• PROMPT
Can you lay out every entry below as a JSON list of strings, one string per line, with blank lines left out?
==*==
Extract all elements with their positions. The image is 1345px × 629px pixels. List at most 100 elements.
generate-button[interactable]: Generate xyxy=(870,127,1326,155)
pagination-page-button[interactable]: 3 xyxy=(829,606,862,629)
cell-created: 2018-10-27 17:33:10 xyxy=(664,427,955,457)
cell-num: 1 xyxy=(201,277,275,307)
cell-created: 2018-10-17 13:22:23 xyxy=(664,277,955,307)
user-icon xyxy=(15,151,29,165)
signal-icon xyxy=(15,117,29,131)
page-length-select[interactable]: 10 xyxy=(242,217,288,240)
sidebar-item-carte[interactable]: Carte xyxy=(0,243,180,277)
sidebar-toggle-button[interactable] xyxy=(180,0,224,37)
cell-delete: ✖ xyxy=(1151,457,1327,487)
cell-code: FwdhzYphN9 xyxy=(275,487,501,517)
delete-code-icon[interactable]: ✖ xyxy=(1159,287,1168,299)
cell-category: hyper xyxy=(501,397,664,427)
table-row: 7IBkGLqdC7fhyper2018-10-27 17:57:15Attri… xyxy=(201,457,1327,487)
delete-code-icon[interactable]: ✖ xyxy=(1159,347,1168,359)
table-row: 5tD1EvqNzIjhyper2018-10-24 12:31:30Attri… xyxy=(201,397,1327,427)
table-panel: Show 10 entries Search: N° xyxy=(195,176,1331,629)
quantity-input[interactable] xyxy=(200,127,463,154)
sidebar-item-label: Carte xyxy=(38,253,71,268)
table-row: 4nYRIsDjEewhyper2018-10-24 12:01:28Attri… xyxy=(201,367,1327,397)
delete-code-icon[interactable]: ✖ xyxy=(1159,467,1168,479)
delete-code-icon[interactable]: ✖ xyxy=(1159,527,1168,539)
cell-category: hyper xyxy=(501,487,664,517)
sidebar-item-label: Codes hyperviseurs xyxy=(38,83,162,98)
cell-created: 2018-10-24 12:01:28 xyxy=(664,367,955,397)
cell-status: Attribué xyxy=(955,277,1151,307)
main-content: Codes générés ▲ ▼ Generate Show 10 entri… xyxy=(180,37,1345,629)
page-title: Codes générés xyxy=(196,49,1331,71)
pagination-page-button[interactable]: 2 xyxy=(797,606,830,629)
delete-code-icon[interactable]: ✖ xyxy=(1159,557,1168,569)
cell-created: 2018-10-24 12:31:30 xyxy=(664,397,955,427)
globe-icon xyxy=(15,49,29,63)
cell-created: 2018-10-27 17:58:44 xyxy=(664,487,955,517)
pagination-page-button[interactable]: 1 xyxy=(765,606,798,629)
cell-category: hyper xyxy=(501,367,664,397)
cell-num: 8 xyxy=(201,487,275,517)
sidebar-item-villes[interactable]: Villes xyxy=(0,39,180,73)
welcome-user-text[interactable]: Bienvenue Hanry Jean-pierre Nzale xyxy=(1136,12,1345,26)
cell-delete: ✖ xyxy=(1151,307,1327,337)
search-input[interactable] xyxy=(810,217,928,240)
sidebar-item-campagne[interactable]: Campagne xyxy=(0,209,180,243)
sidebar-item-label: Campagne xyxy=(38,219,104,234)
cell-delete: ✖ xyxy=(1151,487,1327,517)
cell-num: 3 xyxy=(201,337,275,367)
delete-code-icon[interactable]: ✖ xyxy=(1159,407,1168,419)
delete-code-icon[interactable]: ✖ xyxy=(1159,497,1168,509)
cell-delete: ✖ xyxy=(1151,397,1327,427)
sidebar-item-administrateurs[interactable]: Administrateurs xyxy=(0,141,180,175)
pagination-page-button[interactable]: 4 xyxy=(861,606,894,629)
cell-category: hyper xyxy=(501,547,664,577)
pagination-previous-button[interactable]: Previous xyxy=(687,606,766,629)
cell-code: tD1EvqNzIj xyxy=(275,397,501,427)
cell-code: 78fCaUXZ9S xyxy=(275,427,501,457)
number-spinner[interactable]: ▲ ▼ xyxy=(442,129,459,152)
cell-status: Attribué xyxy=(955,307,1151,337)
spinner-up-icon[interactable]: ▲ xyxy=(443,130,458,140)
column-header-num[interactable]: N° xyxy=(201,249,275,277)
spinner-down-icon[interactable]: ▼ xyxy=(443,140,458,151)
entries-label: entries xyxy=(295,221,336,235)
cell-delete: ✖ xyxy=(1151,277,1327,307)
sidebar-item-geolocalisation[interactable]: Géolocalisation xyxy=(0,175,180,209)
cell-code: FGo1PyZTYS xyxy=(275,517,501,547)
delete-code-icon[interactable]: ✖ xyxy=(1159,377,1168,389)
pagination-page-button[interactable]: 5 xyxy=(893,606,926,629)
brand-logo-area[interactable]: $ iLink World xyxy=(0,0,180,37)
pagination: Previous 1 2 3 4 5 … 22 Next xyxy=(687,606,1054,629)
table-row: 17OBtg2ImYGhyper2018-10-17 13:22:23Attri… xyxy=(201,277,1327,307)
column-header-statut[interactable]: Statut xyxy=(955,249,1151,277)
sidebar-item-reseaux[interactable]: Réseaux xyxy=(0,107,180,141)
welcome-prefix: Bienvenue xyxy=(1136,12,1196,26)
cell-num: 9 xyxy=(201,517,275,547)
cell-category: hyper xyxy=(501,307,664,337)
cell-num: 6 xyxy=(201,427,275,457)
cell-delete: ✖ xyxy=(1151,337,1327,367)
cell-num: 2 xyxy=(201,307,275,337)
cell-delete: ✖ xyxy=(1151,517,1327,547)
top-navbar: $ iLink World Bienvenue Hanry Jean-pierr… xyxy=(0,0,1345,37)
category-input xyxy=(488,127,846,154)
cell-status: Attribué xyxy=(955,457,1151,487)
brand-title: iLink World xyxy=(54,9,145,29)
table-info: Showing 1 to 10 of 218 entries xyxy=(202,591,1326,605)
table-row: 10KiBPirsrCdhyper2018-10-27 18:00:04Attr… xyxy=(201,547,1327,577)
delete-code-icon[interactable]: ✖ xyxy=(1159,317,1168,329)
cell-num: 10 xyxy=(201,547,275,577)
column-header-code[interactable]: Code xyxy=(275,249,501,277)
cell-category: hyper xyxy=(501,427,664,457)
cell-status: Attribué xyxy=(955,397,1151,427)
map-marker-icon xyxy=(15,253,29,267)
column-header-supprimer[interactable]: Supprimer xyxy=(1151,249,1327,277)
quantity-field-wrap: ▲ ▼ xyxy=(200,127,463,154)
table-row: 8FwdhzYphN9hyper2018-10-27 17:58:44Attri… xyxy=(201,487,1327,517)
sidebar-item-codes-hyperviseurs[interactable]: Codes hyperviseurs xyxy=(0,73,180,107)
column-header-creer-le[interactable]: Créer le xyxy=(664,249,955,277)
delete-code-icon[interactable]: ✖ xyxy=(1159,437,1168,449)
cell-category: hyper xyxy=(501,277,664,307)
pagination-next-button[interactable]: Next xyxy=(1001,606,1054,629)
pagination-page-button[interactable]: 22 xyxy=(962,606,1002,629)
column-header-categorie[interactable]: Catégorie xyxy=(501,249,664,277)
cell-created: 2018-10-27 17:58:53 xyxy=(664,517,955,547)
==*==
• EXERCISE SOLUTION
[
  "Extract all elements with their positions. The image is 1345px × 629px pixels. List at most 100 elements.",
  "generate-button[interactable]: Generate xyxy=(870,127,1326,155)",
  "pagination-page-button[interactable]: 3 xyxy=(829,606,862,629)",
  "cell-created: 2018-10-27 17:33:10 xyxy=(664,427,955,457)",
  "cell-num: 1 xyxy=(201,277,275,307)",
  "cell-created: 2018-10-17 13:22:23 xyxy=(664,277,955,307)",
  "user-icon xyxy=(15,151,29,165)",
  "signal-icon xyxy=(15,117,29,131)",
  "page-length-select[interactable]: 10 xyxy=(242,217,288,240)",
  "sidebar-item-carte[interactable]: Carte xyxy=(0,243,180,277)",
  "sidebar-toggle-button[interactable] xyxy=(180,0,224,37)",
  "cell-delete: ✖ xyxy=(1151,457,1327,487)",
  "cell-code: FwdhzYphN9 xyxy=(275,487,501,517)",
  "delete-code-icon[interactable]: ✖ xyxy=(1159,287,1168,299)",
  "cell-category: hyper xyxy=(501,397,664,427)",
  "table-row: 7IBkGLqdC7fhyper2018-10-27 17:57:15Attri… xyxy=(201,457,1327,487)",
  "delete-code-icon[interactable]: ✖ xyxy=(1159,347,1168,359)",
  "table-row: 5tD1EvqNzIjhyper2018-10-24 12:31:30Attri… xyxy=(201,397,1327,427)",
  "table-panel: Show 10 entries Search: N° xyxy=(195,176,1331,629)",
  "quantity-input[interactable] xyxy=(200,127,463,154)",
  "sidebar-item-label: Carte xyxy=(38,253,71,268)",
  "table-row: 4nYRIsDjEewhyper2018-10-24 12:01:28Attri… xyxy=(201,367,1327,397)",
  "delete-code-icon[interactable]: ✖ xyxy=(1159,467,1168,479)",
  "delete-code-icon[interactable]: ✖ xyxy=(1159,527,1168,539)",
  "cell-category: hyper xyxy=(501,487,664,517)",
  "sidebar-item-label: Codes hyperviseurs xyxy=(38,83,162,98)",
  "cell-created: 2018-10-24 12:01:28 xyxy=(664,367,955,397)",
  "cell-status: Attribué xyxy=(955,277,1151,307)",
  "main-content: Codes générés ▲ ▼ Generate Show 10 entri… xyxy=(180,37,1345,629)",
  "page-title: Codes générés xyxy=(196,49,1331,71)",
  "pagination-page-button[interactable]: 2 xyxy=(797,606,830,629)",
  "delete-code-icon[interactable]: ✖ xyxy=(1159,557,1168,569)",
  "cell-created: 2018-10-24 12:31:30 xyxy=(664,397,955,427)",
  "globe-icon xyxy=(15,49,29,63)",
  "cell-created: 2018-10-27 17:58:44 xyxy=(664,487,955,517)",
  "pagination-page-button[interactable]: 1 xyxy=(765,606,798,629)",
  "cell-category: hyper xyxy=(501,367,664,397)",
  "cell-num: 8 xyxy=(201,487,275,517)",
  "sidebar-item-villes[interactable]: Villes xyxy=(0,39,180,73)",
  "welcome-user-text[interactable]: Bienvenue Hanry Jean-pierre Nzale xyxy=(1136,12,1345,26)",
  "cell-delete: ✖ xyxy=(1151,307,1327,337)",
  "search-input[interactable] xyxy=(810,217,928,240)",
  "sidebar-item-campagne[interactable]: Campagne xyxy=(0,209,180,243)",
  "sidebar-item-label: Campagne xyxy=(38,219,104,234)",
  "cell-delete: ✖ xyxy=(1151,487,1327,517)",
  "cell-num: 3 xyxy=(201,337,275,367)",
  "delete-code-icon[interactable]: ✖ xyxy=(1159,407,1168,419)",
  "delete-code-icon[interactable]: ✖ xyxy=(1159,497,1168,509)",
  "cell-delete: ✖ xyxy=(1151,397,1327,427)",
  "sidebar-item-administrateurs[interactable]: Administrateurs xyxy=(0,141,180,175)",
  "pagination-page-button[interactable]: 4 xyxy=(861,606,894,629)",
  "cell-category: hyper xyxy=(501,547,664,577)",
  "pagination-previous-button[interactable]: Previous xyxy=(687,606,766,629)",
  "cell-code: tD1EvqNzIj xyxy=(275,397,501,427)",
  "cell-code: 78fCaUXZ9S xyxy=(275,427,501,457)",
  "number-spinner[interactable]: ▲ ▼ xyxy=(442,129,459,152)",
  "cell-status: Attribué xyxy=(955,307,1151,337)",
  "spinner-up-icon[interactable]: ▲ xyxy=(443,130,458,140)",
  "column-header-num[interactable]: N° xyxy=(201,249,275,277)",
  "spinner-down-icon[interactable]: ▼ xyxy=(443,140,458,151)",
  "entries-label: entries xyxy=(295,221,336,235)",
  "cell-delete: ✖ xyxy=(1151,277,1327,307)",
  "sidebar-item-geolocalisation[interactable]: Géolocalisation xyxy=(0,175,180,209)",
  "cell-code: FGo1PyZTYS xyxy=(275,517,501,547)",
  "delete-code-icon[interactable]: ✖ xyxy=(1159,377,1168,389)",
  "pagination-page-button[interactable]: 5 xyxy=(893,606,926,629)",
  "brand-logo-area[interactable]: $ iLink World xyxy=(0,0,180,37)",
  "pagination: Previous 1 2 3 4 5 … 22 Next xyxy=(687,606,1054,629)",
  "table-row: 17OBtg2ImYGhyper2018-10-17 13:22:23Attri… xyxy=(201,277,1327,307)",
  "column-header-statut[interactable]: Statut xyxy=(955,249,1151,277)",
  "sidebar-item-reseaux[interactable]: Réseaux xyxy=(0,107,180,141)",
  "welcome-prefix: Bienvenue xyxy=(1136,12,1196,26)",
  "cell-num: 9 xyxy=(201,517,275,547)",
  "cell-category: hyper xyxy=(501,307,664,337)",
  "cell-num: 6 xyxy=(201,427,275,457)",
  "cell-delete: ✖ xyxy=(1151,337,1327,367)",
  "cell-num: 2 xyxy=(201,307,275,337)",
  "cell-delete: ✖ xyxy=(1151,517,1327,547)",
  "top-navbar: $ iLink World Bienvenue Hanry Jean-pierr… xyxy=(0,0,1345,37)",
  "category-input xyxy=(488,127,846,154)",
  "cell-status: Attribué xyxy=(955,457,1151,487)",
  "brand-title: iLink World xyxy=(54,9,145,29)",
  "table-info: Showing 1 to 10 of 218 entries xyxy=(202,591,1326,605)",
  "table-row: 10KiBPirsrCdhyper2018-10-27 18:00:04Attr… xyxy=(201,547,1327,577)",
  "delete-code-icon[interactable]: ✖ xyxy=(1159,317,1168,329)",
  "cell-num: 10 xyxy=(201,547,275,577)",
  "column-header-code[interactable]: Code xyxy=(275,249,501,277)",
  "cell-category: hyper xyxy=(501,427,664,457)",
  "cell-status: Attribué xyxy=(955,397,1151,427)",
  "map-marker-icon xyxy=(15,253,29,267)",
  "column-header-supprimer[interactable]: Supprimer xyxy=(1151,249,1327,277)",
  "quantity-field-wrap: ▲ ▼ xyxy=(200,127,463,154)",
  "table-row: 8FwdhzYphN9hyper2018-10-27 17:58:44Attri… xyxy=(201,487,1327,517)",
  "sidebar-item-codes-hyperviseurs[interactable]: Codes hyperviseurs xyxy=(0,73,180,107)",
  "column-header-creer-le[interactable]: Créer le xyxy=(664,249,955,277)",
  "delete-code-icon[interactable]: ✖ xyxy=(1159,437,1168,449)",
  "cell-category: hyper xyxy=(501,277,664,307)",
  "pagination-next-button[interactable]: Next xyxy=(1001,606,1054,629)",
  "pagination-page-button[interactable]: 22 xyxy=(962,606,1002,629)",
  "column-header-categorie[interactable]: Catégorie xyxy=(501,249,664,277)",
  "cell-created: 2018-10-27 17:58:53 xyxy=(664,517,955,547)"
]